*INPUT*.
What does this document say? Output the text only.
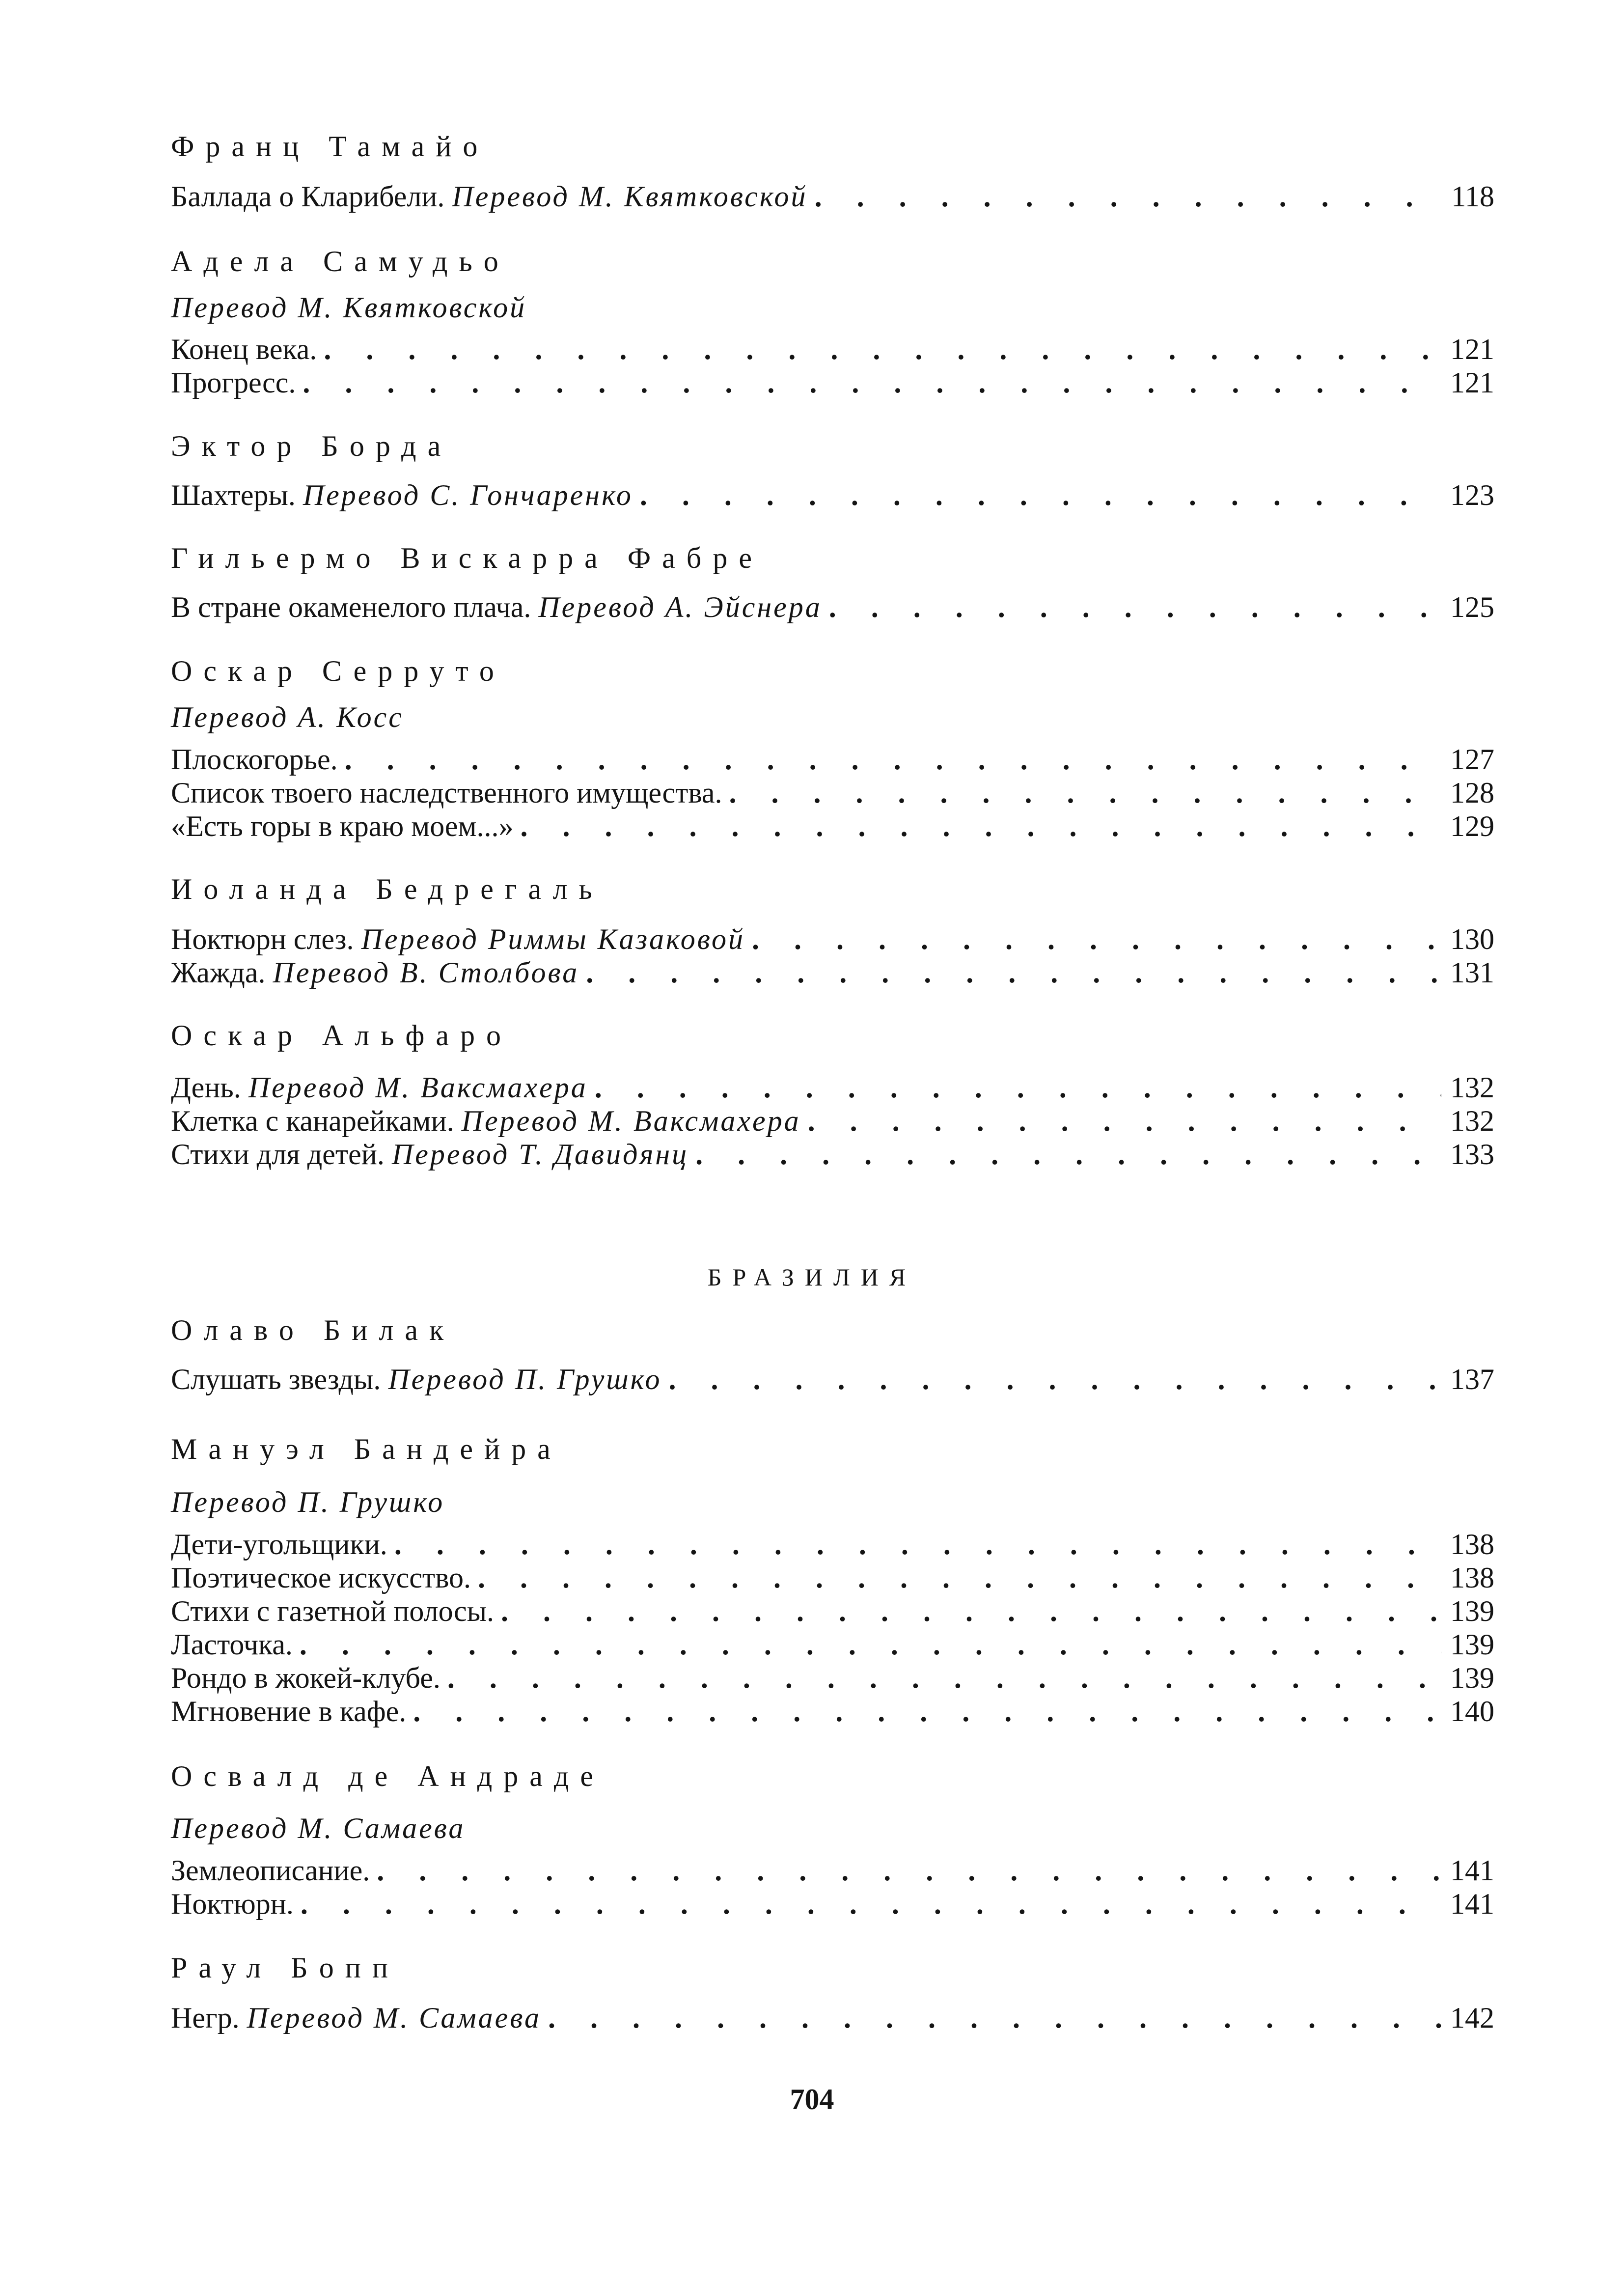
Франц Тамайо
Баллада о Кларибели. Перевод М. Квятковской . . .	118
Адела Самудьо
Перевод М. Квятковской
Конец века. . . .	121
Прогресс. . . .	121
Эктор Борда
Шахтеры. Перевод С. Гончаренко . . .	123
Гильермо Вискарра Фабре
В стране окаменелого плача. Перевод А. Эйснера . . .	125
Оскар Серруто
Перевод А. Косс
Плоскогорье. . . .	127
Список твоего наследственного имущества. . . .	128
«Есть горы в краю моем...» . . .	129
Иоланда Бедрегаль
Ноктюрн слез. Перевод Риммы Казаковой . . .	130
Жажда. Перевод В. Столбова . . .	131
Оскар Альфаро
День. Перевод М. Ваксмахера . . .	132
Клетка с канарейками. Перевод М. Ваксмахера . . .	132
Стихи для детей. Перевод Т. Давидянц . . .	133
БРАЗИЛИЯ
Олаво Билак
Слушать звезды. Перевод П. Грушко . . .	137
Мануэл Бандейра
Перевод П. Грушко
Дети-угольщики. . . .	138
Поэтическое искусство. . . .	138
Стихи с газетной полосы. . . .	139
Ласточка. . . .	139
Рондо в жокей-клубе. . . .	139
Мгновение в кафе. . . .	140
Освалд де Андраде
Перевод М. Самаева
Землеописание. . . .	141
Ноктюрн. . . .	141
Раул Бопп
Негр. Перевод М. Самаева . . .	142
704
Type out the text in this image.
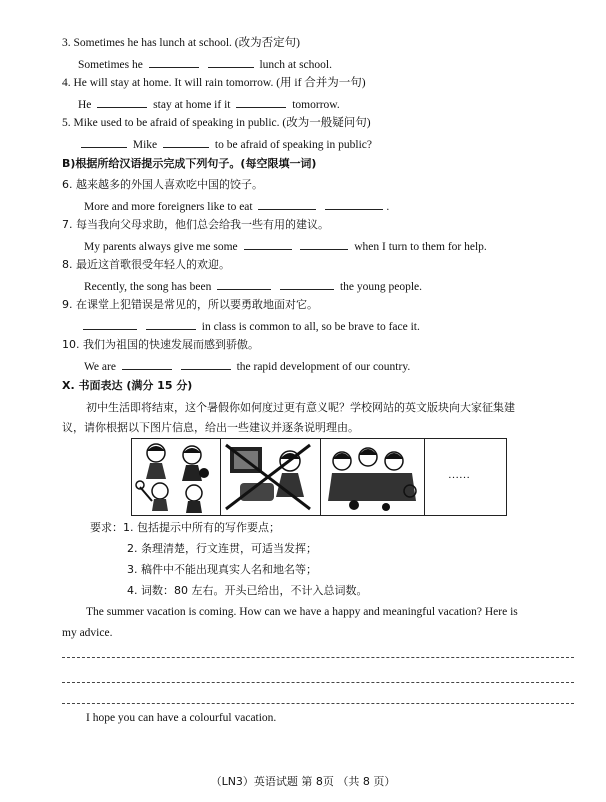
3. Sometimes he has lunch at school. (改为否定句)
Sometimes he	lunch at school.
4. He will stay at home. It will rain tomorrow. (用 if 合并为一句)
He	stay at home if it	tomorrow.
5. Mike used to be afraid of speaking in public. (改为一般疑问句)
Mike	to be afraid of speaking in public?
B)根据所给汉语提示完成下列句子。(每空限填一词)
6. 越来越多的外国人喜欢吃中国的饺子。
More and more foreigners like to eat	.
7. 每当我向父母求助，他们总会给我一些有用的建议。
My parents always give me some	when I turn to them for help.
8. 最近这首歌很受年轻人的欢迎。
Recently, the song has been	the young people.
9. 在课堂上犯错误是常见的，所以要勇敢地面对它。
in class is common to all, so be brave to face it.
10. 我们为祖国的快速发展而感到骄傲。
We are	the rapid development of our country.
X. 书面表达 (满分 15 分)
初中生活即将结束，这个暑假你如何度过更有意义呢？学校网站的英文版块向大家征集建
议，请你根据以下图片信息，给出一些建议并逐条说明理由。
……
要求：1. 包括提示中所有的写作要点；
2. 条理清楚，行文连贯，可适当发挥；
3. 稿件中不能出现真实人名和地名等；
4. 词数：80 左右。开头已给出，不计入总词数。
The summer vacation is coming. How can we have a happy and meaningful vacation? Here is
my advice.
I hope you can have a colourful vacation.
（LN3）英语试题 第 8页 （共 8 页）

*REQUIREMENTS*. Copy all lines above containing the string "stay".

*RESULT FOR THIS EXERCISE*.
4. He will stay at home. It will rain tomorrow. (用 if 合并为一句)
He	stay at home if it	tomorrow.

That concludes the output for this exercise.